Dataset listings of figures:
============
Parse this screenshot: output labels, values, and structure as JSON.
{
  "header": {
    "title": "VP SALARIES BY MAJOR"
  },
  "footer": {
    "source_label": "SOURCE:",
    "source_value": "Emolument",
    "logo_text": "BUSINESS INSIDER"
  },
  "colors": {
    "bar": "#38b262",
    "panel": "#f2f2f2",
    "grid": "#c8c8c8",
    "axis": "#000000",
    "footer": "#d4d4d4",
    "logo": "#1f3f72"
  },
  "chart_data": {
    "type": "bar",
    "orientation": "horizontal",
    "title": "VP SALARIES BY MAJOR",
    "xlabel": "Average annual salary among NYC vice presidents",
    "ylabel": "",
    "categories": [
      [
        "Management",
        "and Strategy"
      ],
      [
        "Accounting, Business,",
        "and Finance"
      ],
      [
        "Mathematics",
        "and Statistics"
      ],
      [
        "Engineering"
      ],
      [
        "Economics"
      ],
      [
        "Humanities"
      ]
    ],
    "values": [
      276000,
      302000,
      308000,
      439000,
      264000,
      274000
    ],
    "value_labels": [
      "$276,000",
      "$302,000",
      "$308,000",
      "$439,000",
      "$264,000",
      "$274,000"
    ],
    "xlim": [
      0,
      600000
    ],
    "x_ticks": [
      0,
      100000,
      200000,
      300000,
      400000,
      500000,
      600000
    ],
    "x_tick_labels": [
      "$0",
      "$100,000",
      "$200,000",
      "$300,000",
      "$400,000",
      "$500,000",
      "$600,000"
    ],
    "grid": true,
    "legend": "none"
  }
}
============
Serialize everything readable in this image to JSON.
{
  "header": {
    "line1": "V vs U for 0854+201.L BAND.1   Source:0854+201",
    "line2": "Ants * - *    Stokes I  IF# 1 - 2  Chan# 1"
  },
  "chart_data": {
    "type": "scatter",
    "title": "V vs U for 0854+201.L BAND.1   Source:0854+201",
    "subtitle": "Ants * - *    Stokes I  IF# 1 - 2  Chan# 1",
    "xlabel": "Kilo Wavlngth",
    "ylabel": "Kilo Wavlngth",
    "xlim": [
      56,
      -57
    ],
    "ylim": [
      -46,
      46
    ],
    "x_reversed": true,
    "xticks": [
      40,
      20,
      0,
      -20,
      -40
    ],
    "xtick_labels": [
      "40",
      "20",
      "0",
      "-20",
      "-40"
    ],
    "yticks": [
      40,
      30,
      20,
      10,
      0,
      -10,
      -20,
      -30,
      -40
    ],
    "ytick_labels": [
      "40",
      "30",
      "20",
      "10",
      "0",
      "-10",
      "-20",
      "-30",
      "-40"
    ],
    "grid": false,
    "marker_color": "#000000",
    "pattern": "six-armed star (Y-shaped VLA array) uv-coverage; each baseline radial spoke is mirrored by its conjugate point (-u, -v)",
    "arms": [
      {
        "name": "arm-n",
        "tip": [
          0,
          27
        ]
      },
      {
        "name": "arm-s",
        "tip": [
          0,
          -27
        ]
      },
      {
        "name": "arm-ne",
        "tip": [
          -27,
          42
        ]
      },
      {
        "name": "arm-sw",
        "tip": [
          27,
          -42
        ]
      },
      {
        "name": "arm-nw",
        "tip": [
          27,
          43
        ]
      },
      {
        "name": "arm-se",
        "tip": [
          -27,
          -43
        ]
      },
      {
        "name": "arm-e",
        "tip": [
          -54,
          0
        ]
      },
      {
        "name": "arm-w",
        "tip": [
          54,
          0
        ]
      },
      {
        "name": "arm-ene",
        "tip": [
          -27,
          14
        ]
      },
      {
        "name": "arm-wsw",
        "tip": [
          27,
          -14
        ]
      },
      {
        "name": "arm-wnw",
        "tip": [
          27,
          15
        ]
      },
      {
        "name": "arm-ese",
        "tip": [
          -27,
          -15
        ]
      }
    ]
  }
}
============
TASK BRIEF
Filter the data, keeping only the lines that contain "Stokes".

EXERCISE OUTPUT
    "line2": "Ants * - *    Stokes I  IF# 1 - 2  Chan# 1"
    "subtitle": "Ants * - *    Stokes I  IF# 1 - 2  Chan# 1",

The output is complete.